-- CONSIGNES DE TRAVAIL --
- a) D'après la source, quel jour et à quelle heure le Rav Elyakim Simsovic a-t-il répondu ?
- b) Traduisez en anglais cette phrase de la source : « Votre question illustre parfaitement l'impossibilité radicale de raisonner sur la base de traductions. »
- c) Prolongez l'échange sur la Mitsva de la Emouna à la suite de sa dernière phrase.

-- SOURCE --

Sur cette réponse, j'ai une question: Le Rambam, dans le Sefer Hamitsvot, Mitsva positive N°1 dit la chose suivante: "Il s'agit de l'ordre qui nous incombe de croire en D.ieu, c.a.d que nous devons croire qu'il est à la fois l'origine et la cause de toute chose, celui qui fait exister les créatures, selon le verset: ''Je suis l'Eternel ton D.ieu..." etc...et il conclut en disant: "Nous pouvons donc constater que 'Je suis l'Eternel ton D.ieu fait partie des 613 commandements et c'est un commandement positif de croire en l'existence de D.ieu" (fin de citation).
Cela s'oppose totalement à la définition émise que la Mitsva de la Emouna consiste en une action de faire en sorte que la vérité soit reconnue par les autres!...pourquoi donc m'aviez vous dit que ma définition de la Mitsva de la Emouna découle d'une idée erronnée des gens, alors que c'est la même définition énoncée par le Rambam lui-même?? S'il en est ainsi, ma question initiale revient: A savoir: D'après la définition du Rambam de la Mitsva de la Emouna, comment la Emouna et le fait de croire en l'existence de D.ieu peut être considérée comme une Mitsva alors qu'elle correspond à la base et au fondement AVANT d'accomplir toutes les autres Mitsvot (et donc meme avt la Emouna?!). Comment donc une Mitsva peut etre à la fois avant et au moment de son accomplissement? Cela n'aurait aucun sens car selon la logique pure, cela est considéré comme un cercle vicieux?!

Merci pour votre précision et Chabbat Chalom

Rav Elyakim Simsovic
Lundi 6 février 2006 - 14:37

Votre question illustre parfaitement l'impossibilité radicale de raisonner sur la base de traductions.
Vous croyez citer Maïmonide, mais ce n'est pas du tout ce que Maïmonide dit.

-- EXTRAIT DE DONNÉES --
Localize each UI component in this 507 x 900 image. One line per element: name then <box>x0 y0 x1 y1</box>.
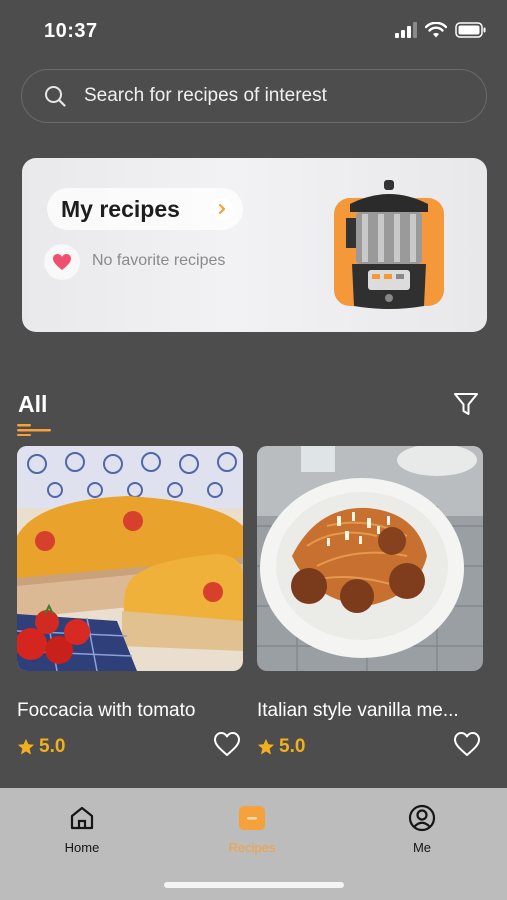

-- RÉPONSES ATTENDUES --
- a) Le lundi 6 février 2006, à 14:37.

- b) Your question perfectly illustrates the radical impossibility of reasoning on the basis of translations.

- c)
Le problème tient à la manière de comprendre une notion, en l'occurrence la "emouna". Si on projette sur elle la conception de la foi telle qu'elle est comprise dans la culture religieuse occidentale, on se sert pour traduire le terme hébraïque de "emouna" du mot d'origine latine "foi" et on la renvoie à la notion de "croyance".
Or Maïmonide dit : "hamitsva harichona hi hatsivouy acher tsivanou behaamanat haelahout vehou chenaamin cheyesh cham ‘ila vesiba... etc."
Comment traduire "behaamanat haelahout" ?
Il faut constater d'abord que la forme verbale du substantif "haamana" (qui figure ici à l'état construit, d'où le suffixe "t") est dérivée du hif‘il, c'est-à-dire ce qu'on appelle le factitif. Cette forme signifie non pas le "faire" mais le "faire faire".
Il s'agit donc de rendre "amîn". Que signifie "amîn" ? Comme je l'avais expliqué précédemment, cela signife "fiable", "ferme", "solide", à la limite "crédible". La mitsva consiste donc dans l'obligation de rendre fiable, crédible, affermie" etc. le fait qu'il y a un Créateur, et non de croire qu'il y en a un.
Il m'incombe donc, par la manière dont je vis, non seulement de témoigner de cette vérité, mais de la rendre réelle, concrète, etc.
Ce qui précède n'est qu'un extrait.